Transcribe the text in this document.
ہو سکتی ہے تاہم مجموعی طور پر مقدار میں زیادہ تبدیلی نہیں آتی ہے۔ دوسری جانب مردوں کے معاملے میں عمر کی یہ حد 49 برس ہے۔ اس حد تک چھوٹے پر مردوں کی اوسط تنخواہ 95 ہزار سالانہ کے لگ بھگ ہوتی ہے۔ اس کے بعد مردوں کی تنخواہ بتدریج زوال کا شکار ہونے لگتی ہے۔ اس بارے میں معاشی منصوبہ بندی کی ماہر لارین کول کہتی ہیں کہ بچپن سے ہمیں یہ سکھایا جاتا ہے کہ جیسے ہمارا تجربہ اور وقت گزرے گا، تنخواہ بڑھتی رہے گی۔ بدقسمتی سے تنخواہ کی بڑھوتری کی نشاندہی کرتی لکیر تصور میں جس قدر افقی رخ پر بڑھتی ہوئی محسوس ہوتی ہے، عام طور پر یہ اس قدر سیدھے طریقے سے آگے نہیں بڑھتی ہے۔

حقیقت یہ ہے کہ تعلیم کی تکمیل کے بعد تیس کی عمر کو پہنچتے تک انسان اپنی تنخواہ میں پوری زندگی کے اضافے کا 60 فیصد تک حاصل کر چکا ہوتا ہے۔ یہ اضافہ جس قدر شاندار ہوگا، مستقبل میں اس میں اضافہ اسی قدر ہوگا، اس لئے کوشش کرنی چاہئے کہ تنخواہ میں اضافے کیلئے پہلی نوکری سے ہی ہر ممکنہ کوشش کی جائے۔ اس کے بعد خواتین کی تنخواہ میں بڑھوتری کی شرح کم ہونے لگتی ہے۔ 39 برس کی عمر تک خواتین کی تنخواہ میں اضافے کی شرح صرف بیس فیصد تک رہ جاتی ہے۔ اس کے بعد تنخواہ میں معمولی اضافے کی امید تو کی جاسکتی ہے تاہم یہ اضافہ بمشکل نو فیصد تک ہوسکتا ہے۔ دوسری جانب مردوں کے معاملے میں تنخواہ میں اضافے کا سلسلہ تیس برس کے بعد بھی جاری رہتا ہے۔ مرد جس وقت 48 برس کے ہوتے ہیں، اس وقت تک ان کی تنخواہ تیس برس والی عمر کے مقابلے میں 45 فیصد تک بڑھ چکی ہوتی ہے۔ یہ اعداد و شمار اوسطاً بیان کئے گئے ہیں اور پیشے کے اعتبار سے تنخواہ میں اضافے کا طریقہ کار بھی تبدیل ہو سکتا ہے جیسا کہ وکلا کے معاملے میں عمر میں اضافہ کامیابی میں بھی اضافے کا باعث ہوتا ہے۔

==

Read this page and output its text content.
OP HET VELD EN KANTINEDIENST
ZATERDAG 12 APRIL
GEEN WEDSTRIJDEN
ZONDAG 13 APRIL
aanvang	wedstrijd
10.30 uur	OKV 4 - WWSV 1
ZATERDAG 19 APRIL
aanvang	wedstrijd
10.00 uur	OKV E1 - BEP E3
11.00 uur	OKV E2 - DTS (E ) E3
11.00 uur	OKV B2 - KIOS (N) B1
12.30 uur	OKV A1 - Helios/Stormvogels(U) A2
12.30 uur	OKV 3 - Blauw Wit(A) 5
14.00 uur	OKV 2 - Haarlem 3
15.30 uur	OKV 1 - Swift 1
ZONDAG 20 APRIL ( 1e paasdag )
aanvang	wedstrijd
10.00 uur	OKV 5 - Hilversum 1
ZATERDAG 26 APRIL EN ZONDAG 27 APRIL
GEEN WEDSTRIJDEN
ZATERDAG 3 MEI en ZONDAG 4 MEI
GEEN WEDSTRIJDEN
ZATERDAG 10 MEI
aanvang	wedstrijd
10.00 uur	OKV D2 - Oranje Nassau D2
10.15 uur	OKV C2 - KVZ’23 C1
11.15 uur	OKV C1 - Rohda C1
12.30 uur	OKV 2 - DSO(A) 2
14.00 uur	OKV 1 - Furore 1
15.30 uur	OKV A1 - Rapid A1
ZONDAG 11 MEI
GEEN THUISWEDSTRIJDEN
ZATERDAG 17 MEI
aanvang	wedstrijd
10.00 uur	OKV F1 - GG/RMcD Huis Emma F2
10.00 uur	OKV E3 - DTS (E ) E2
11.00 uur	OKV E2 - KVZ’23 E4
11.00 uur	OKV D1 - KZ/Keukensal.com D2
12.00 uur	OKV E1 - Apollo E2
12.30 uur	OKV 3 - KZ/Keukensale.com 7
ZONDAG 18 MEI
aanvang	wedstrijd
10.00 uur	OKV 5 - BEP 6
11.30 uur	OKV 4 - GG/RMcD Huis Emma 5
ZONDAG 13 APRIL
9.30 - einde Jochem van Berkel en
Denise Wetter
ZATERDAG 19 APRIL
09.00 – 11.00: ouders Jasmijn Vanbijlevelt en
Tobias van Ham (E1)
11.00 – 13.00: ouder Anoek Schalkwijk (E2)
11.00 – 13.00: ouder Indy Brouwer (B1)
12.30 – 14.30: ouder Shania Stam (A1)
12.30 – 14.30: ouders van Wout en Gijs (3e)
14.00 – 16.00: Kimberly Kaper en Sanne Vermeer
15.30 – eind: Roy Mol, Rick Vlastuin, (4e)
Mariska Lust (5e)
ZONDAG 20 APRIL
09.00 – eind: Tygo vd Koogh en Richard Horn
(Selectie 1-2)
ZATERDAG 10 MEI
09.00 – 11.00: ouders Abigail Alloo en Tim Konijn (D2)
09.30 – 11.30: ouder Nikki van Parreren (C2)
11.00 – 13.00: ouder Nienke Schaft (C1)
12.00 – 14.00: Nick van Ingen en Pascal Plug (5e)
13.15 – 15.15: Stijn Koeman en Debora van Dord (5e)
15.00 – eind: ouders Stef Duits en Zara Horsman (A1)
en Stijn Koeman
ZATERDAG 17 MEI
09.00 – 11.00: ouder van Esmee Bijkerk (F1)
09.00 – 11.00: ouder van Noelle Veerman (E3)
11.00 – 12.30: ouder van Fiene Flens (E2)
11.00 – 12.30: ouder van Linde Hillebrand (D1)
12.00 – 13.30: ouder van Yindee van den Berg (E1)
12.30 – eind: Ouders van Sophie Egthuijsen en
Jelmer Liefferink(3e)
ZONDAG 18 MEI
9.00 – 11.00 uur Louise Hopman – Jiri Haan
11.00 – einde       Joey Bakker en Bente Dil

__Exercise__
Copy out all lines that carry the word "ZONDAG".

__Task answer__
ZONDAG 13 APRIL
ZONDAG 20 APRIL ( 1e paasdag )
ZATERDAG 26 APRIL EN ZONDAG 27 APRIL
ZATERDAG 3 MEI en ZONDAG 4 MEI
ZONDAG 11 MEI
ZONDAG 18 MEI
ZONDAG 13 APRIL
ZONDAG 20 APRIL
ZONDAG 18 MEI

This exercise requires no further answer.